Records from a dataset:
+ + + + +

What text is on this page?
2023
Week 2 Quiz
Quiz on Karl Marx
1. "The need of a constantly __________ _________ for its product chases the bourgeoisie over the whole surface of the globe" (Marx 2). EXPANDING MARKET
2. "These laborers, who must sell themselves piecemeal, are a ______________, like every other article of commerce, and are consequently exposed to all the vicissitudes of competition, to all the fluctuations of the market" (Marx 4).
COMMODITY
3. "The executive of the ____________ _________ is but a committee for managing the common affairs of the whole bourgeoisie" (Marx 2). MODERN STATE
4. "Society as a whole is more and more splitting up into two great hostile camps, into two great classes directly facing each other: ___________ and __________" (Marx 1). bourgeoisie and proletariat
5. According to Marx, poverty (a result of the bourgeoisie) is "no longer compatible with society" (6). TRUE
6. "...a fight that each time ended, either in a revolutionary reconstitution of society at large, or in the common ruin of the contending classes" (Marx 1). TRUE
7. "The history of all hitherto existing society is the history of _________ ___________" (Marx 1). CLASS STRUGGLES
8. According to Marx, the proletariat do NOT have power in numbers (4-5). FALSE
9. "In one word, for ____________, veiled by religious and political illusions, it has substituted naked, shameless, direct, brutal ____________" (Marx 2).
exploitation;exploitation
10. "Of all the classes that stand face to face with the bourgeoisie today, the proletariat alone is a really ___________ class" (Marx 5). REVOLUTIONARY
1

+ + + + +

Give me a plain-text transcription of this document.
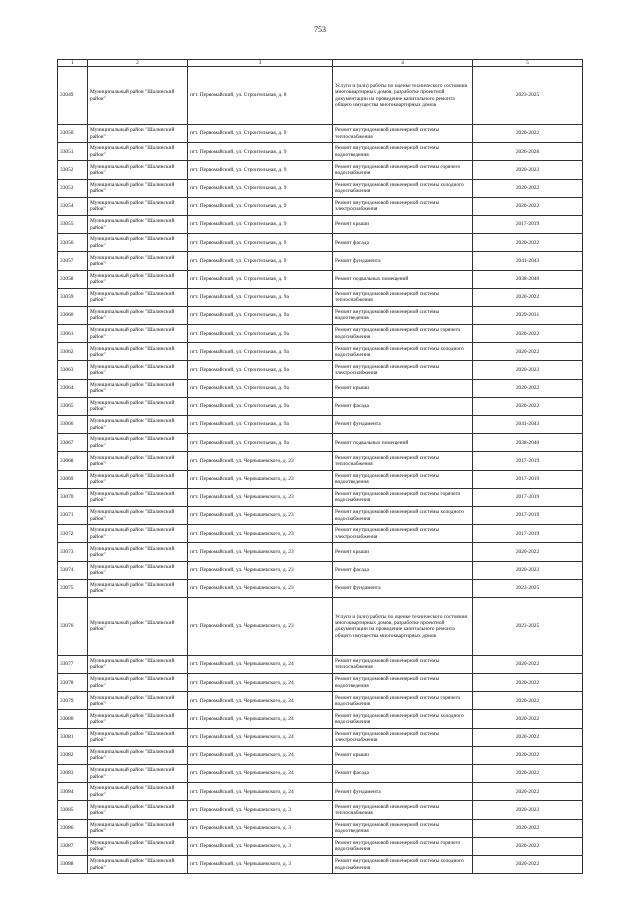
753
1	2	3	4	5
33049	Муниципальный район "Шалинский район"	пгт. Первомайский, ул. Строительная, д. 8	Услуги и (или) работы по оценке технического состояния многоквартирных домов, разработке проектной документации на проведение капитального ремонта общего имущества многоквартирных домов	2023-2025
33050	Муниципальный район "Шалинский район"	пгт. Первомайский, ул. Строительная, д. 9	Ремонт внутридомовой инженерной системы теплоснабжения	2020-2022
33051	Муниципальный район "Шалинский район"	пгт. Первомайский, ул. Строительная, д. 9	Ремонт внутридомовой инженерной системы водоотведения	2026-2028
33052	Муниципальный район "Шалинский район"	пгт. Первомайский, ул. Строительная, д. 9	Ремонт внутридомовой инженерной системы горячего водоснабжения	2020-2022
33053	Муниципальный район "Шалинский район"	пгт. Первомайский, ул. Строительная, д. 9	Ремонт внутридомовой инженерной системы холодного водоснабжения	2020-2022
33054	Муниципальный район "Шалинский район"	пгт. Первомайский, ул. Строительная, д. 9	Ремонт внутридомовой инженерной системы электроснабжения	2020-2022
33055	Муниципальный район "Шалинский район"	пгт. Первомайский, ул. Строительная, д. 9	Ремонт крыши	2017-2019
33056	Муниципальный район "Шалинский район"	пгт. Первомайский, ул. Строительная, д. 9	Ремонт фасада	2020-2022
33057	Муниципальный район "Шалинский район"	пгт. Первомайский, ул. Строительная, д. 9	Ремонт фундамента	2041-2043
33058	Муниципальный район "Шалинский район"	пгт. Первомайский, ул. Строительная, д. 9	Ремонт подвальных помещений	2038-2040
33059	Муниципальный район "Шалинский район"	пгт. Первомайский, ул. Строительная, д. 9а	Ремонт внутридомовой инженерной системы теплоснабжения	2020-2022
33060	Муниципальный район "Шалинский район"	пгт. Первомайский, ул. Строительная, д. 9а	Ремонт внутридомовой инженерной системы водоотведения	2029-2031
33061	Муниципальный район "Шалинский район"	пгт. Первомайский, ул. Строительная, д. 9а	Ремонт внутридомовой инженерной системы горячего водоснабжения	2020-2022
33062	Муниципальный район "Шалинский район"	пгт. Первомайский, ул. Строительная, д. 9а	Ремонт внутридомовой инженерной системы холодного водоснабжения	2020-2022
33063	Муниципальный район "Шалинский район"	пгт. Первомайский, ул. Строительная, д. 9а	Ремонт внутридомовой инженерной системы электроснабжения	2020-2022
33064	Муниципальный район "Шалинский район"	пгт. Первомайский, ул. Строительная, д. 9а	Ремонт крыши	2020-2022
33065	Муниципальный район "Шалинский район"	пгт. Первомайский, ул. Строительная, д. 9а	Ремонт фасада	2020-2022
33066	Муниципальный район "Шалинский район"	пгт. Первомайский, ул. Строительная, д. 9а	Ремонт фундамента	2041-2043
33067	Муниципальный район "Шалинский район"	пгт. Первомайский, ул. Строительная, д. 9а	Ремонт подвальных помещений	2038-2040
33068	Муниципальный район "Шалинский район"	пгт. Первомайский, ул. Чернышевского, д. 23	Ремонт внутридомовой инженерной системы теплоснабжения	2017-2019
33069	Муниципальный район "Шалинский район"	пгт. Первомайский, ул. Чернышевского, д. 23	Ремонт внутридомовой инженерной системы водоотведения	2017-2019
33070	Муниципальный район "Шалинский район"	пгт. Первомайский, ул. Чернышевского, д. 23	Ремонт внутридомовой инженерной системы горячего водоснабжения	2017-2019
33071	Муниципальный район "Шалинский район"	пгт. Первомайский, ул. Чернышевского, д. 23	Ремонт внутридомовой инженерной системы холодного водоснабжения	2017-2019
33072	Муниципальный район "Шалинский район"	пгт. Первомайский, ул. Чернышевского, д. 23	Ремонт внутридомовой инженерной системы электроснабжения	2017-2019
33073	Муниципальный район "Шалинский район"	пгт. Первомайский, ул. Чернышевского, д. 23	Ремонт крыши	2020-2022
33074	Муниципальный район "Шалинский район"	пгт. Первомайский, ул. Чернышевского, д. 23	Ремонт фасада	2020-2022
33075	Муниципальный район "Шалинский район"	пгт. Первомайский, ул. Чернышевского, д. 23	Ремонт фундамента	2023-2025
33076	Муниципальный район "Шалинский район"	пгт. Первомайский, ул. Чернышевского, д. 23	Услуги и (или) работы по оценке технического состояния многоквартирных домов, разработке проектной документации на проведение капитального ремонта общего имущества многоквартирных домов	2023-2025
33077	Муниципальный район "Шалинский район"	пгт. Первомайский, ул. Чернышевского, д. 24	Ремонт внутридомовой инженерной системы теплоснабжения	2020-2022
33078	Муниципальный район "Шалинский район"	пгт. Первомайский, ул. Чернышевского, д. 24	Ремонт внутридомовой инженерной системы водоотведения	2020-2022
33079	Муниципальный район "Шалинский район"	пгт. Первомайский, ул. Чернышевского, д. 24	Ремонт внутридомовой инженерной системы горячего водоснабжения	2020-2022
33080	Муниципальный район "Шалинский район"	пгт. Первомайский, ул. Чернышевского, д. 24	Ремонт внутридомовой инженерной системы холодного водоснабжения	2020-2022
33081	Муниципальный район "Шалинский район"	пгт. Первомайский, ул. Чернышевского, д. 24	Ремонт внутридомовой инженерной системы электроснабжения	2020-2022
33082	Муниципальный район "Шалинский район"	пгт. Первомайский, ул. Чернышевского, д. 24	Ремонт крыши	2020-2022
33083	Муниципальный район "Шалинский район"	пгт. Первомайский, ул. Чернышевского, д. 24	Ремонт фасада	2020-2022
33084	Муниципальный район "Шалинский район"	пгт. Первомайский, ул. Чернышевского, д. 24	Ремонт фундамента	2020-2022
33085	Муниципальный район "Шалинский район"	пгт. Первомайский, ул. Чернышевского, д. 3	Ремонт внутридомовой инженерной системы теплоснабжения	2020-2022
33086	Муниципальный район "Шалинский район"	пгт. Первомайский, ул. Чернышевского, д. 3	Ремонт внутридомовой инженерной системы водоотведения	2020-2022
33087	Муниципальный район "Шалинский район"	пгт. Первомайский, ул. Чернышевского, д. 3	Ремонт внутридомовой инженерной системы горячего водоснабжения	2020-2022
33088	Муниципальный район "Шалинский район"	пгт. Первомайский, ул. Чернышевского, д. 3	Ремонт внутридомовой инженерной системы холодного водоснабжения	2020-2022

+ + + + +

▶ TASK DESCRIPTION
Find the word "this" in the data and show each line that holds it.

▶ EXERCISE OUTPUT
What text is on this page?
Give me a plain-text transcription of this document.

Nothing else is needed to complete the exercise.